● Required task
From the entries below, list each line with "COMPARING".

+++ Exercise inputs

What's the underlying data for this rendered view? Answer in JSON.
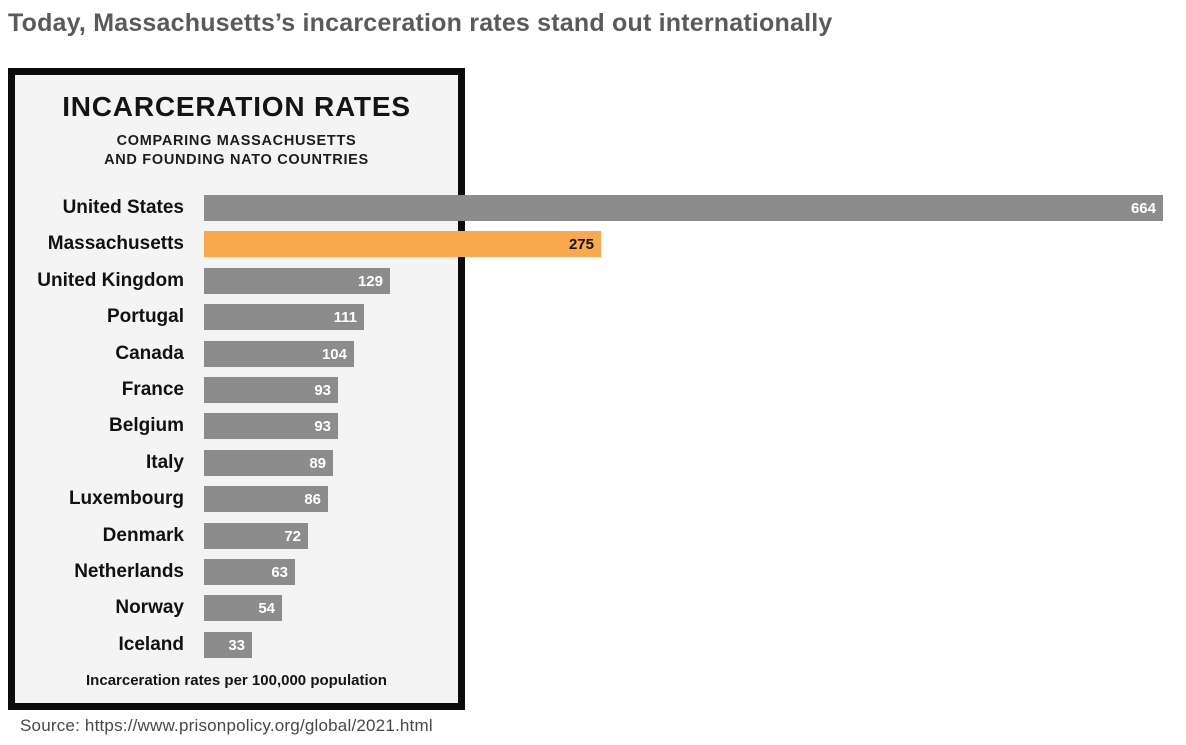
{
  "page": {
    "headline": "Today, Massachusetts’s incarceration rates stand out internationally",
    "source_line": "Source: https://www.prisonpolicy.org/global/2021.html"
  },
  "infographic": {
    "title": "INCARCERATION RATES",
    "subtitle_line1": "COMPARING MASSACHUSETTS",
    "subtitle_line2": "AND FOUNDING NATO COUNTRIES",
    "footnote": "Incarceration rates per 100,000 population"
  },
  "colors": {
    "bar_default": "#8C8C8C",
    "bar_highlight": "#FAA84C",
    "value_on_default": "#FFFFFF",
    "value_on_highlight": "#111111",
    "box_background": "#F4F4F4",
    "box_border": "#0B0B0B",
    "headline_text": "#5A5A5A"
  },
  "chart_data": {
    "type": "bar",
    "orientation": "horizontal",
    "title": "INCARCERATION RATES",
    "subtitle": "COMPARING MASSACHUSETTS AND FOUNDING NATO COUNTRIES",
    "unit_label": "Incarceration rates per 100,000 population",
    "categories": [
      "United States",
      "Massachusetts",
      "United Kingdom",
      "Portugal",
      "Canada",
      "France",
      "Belgium",
      "Italy",
      "Luxembourg",
      "Denmark",
      "Netherlands",
      "Norway",
      "Iceland"
    ],
    "values": [
      664,
      275,
      129,
      111,
      104,
      93,
      93,
      89,
      86,
      72,
      63,
      54,
      33
    ],
    "highlight_category": "Massachusetts",
    "xlim": [
      0,
      664
    ],
    "value_labels_shown": true,
    "legend": "none",
    "grid": false
  }
}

++++++

● Final result
    "subtitle_line1": "COMPARING MASSACHUSETTS",
    "subtitle": "COMPARING MASSACHUSETTS AND FOUNDING NATO COUNTRIES",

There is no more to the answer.